Copy every line of the records below verbatim, leaving the pictures out of your answer.

──────────

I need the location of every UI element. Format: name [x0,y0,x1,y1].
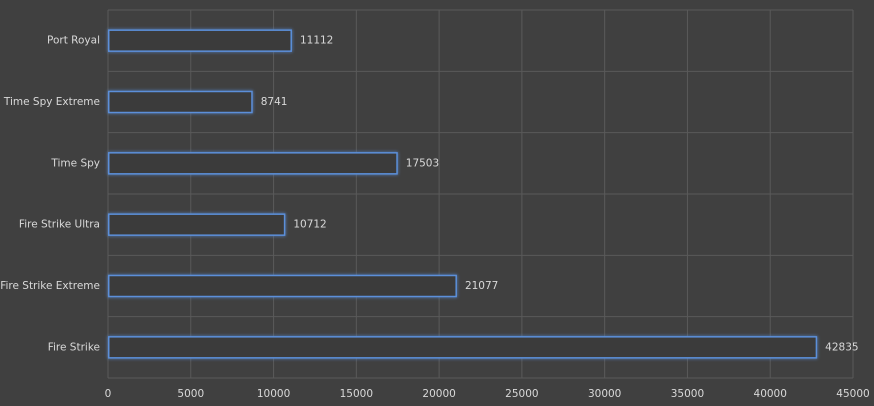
x-tick-label: 0 [105,388,112,400]
x-tick-label: 20000 [422,388,455,400]
value-label: 42835 [825,341,858,353]
y-tick-label: Time Spy [50,157,100,169]
bar [108,274,457,298]
y-tick-label: Fire Strike Ultra [19,219,100,231]
x-tick-label: 35000 [671,388,704,400]
bar [108,29,292,52]
bar [108,336,818,359]
y-tick-label: Time Spy Extreme [3,96,100,108]
x-tick-label: 40000 [754,388,787,400]
y-tick-label: Fire Strike Extreme [0,280,100,292]
bar [108,213,286,236]
value-label: 17503 [406,157,439,169]
marks [108,29,818,359]
bar [108,90,253,114]
x-tick-label: 10000 [257,388,290,400]
x-tick-label: 5000 [177,388,204,400]
x-tick-label: 15000 [340,388,373,400]
grid [107,9,854,379]
bar [108,152,398,175]
x-tick-label: 45000 [836,388,869,400]
value-label: 10712 [293,219,326,231]
x-tick-label: 25000 [505,388,538,400]
x-tick-label: 30000 [588,388,621,400]
y-tick-label: Port Royal [47,35,100,47]
value-label: 8741 [261,96,288,108]
value-label: 11112 [300,35,333,47]
y-tick-label: Fire Strike [48,341,100,353]
value-label: 21077 [465,280,498,292]
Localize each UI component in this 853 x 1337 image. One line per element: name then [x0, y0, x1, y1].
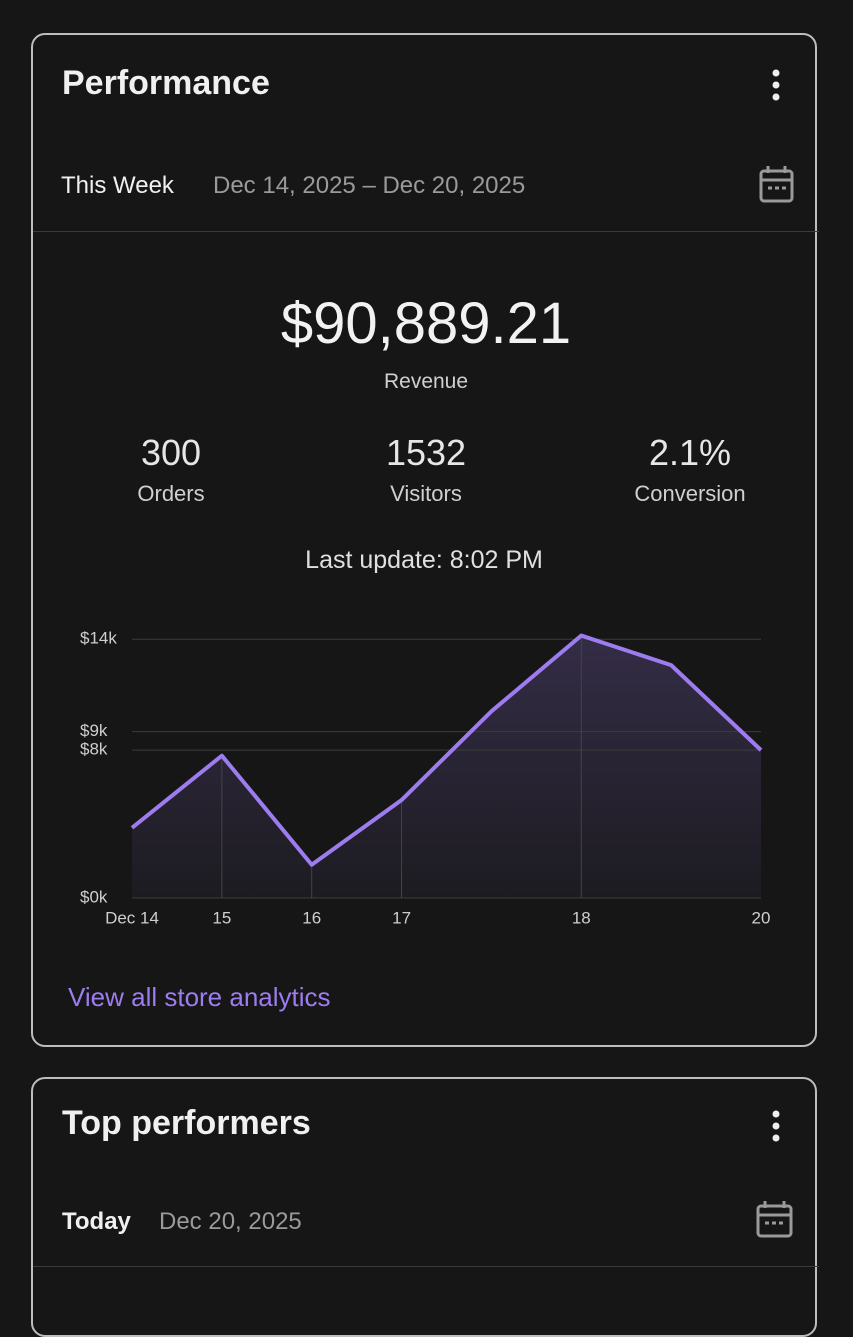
- page: Performance This Week Dec 14, 2025 – Dec…: [31, 33, 819, 1337]
- date-range: Dec 14, 2025 – Dec 20, 2025: [213, 172, 526, 199]
- performance-card: [31, 33, 817, 1047]
- stat-value: 1532: [385, 432, 467, 473]
- x-tick-label: 17: [392, 908, 411, 927]
- area: [132, 635, 761, 898]
- stat-value: 2.1%: [648, 432, 732, 473]
- date: Dec 20, 2025: [159, 1208, 302, 1235]
- period: Today: [62, 1208, 131, 1235]
- calendar-button[interactable]: [756, 1201, 793, 1238]
- x-tick-label: 18: [572, 908, 591, 927]
- analytics-link[interactable]: View all store analytics: [68, 982, 331, 1012]
- chart: $14k $8k$9k $0k Dec 14 15 16 17 18 20: [80, 629, 771, 928]
- x-tick-label: Dec 14: [105, 908, 159, 927]
- y-tick-label: $9k: [80, 721, 108, 740]
- stat-label: Conversion: [634, 481, 746, 506]
- stat-label: Visitors: [390, 481, 462, 506]
- calendar-button[interactable]: [759, 166, 794, 203]
- line: [130, 633, 763, 867]
- divider: [33, 1266, 819, 1267]
- stat-value: 300: [140, 432, 202, 473]
- divider: [33, 231, 819, 232]
- y-tick-label: $14k: [80, 629, 117, 648]
- menu-button[interactable]: [772, 1110, 780, 1142]
- x-tick-label: 15: [212, 908, 231, 927]
- period: This Week: [61, 172, 174, 199]
- card-title: Top performers: [62, 1104, 311, 1142]
- x-tick-label: 16: [302, 908, 321, 927]
- revenue-label: Revenue: [383, 370, 469, 393]
- y-tick-label: $8k: [80, 740, 108, 759]
- card-title: Performance: [62, 64, 270, 102]
- y-tick-label: $0k: [80, 887, 108, 906]
- stat-label: Orders: [137, 481, 205, 506]
- last-update: Last update: 8:02 PM: [305, 546, 543, 574]
- icons: [756, 69, 794, 1238]
- x-tick-label: 20: [752, 908, 771, 927]
- revenue: $90,889.21: [280, 291, 572, 356]
- menu-button[interactable]: [772, 69, 780, 101]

──────────

*Response to this exercise:*
I need the location of every UI element. Format: name [x0,y0,x1,y1].
x-tick-label: 0 [105,388,112,400]
x-tick-label: 20000 [422,388,455,400]
value-label: 42835 [825,341,858,353]
y-tick-label: Time Spy [50,157,100,169]
bar [108,274,457,298]
y-tick-label: Fire Strike Ultra [19,219,100,231]
x-tick-label: 35000 [671,388,704,400]
bar [108,29,292,52]
bar [108,336,818,359]
y-tick-label: Time Spy Extreme [3,96,100,108]
x-tick-label: 40000 [754,388,787,400]
y-tick-label: Fire Strike Extreme [0,280,100,292]
bar [108,213,286,236]
value-label: 17503 [406,157,439,169]
marks [108,29,818,359]
bar [108,90,253,114]
x-tick-label: 10000 [257,388,290,400]
x-tick-label: 5000 [177,388,204,400]
x-tick-label: 15000 [340,388,373,400]
grid [107,9,854,379]
bar [108,152,398,175]
x-tick-label: 45000 [836,388,869,400]
value-label: 10712 [293,219,326,231]
x-tick-label: 25000 [505,388,538,400]
x-tick-label: 30000 [588,388,621,400]
y-tick-label: Port Royal [47,35,100,47]
value-label: 8741 [261,96,288,108]
value-label: 11112 [300,35,333,47]
y-tick-label: Fire Strike [48,341,100,353]
value-label: 21077 [465,280,498,292]
Localize each UI component in this 853 x 1337 image. One line per element: name then [x0, y0, x1, y1].
- page: Performance This Week Dec 14, 2025 – Dec…: [31, 33, 819, 1337]
- date-range: Dec 14, 2025 – Dec 20, 2025: [213, 172, 526, 199]
- performance-card: [31, 33, 817, 1047]
- stat-value: 1532: [385, 432, 467, 473]
- x-tick-label: 17: [392, 908, 411, 927]
- area: [132, 635, 761, 898]
- stat-value: 2.1%: [648, 432, 732, 473]
- date: Dec 20, 2025: [159, 1208, 302, 1235]
- period: Today: [62, 1208, 131, 1235]
- calendar-button[interactable]: [756, 1201, 793, 1238]
- x-tick-label: 18: [572, 908, 591, 927]
- analytics-link[interactable]: View all store analytics: [68, 982, 331, 1012]
- chart: $14k $8k$9k $0k Dec 14 15 16 17 18 20: [80, 629, 771, 928]
- x-tick-label: Dec 14: [105, 908, 159, 927]
- y-tick-label: $9k: [80, 721, 108, 740]
- stat-label: Conversion: [634, 481, 746, 506]
- stat-label: Visitors: [390, 481, 462, 506]
- calendar-button[interactable]: [759, 166, 794, 203]
- line: [130, 633, 763, 867]
- divider: [33, 1266, 819, 1267]
- stat-value: 300: [140, 432, 202, 473]
- divider: [33, 231, 819, 232]
- y-tick-label: $14k: [80, 629, 117, 648]
- menu-button[interactable]: [772, 1110, 780, 1142]
- x-tick-label: 15: [212, 908, 231, 927]
- period: This Week: [61, 172, 174, 199]
- card-title: Top performers: [62, 1104, 311, 1142]
- x-tick-label: 16: [302, 908, 321, 927]
- revenue-label: Revenue: [383, 370, 469, 393]
- y-tick-label: $8k: [80, 740, 108, 759]
- card-title: Performance: [62, 64, 270, 102]
- y-tick-label: $0k: [80, 887, 108, 906]
- stat-label: Orders: [137, 481, 205, 506]
- last-update: Last update: 8:02 PM: [305, 546, 543, 574]
- icons: [756, 69, 794, 1238]
- x-tick-label: 20: [752, 908, 771, 927]
- revenue: $90,889.21: [280, 291, 572, 356]
- menu-button[interactable]: [772, 69, 780, 101]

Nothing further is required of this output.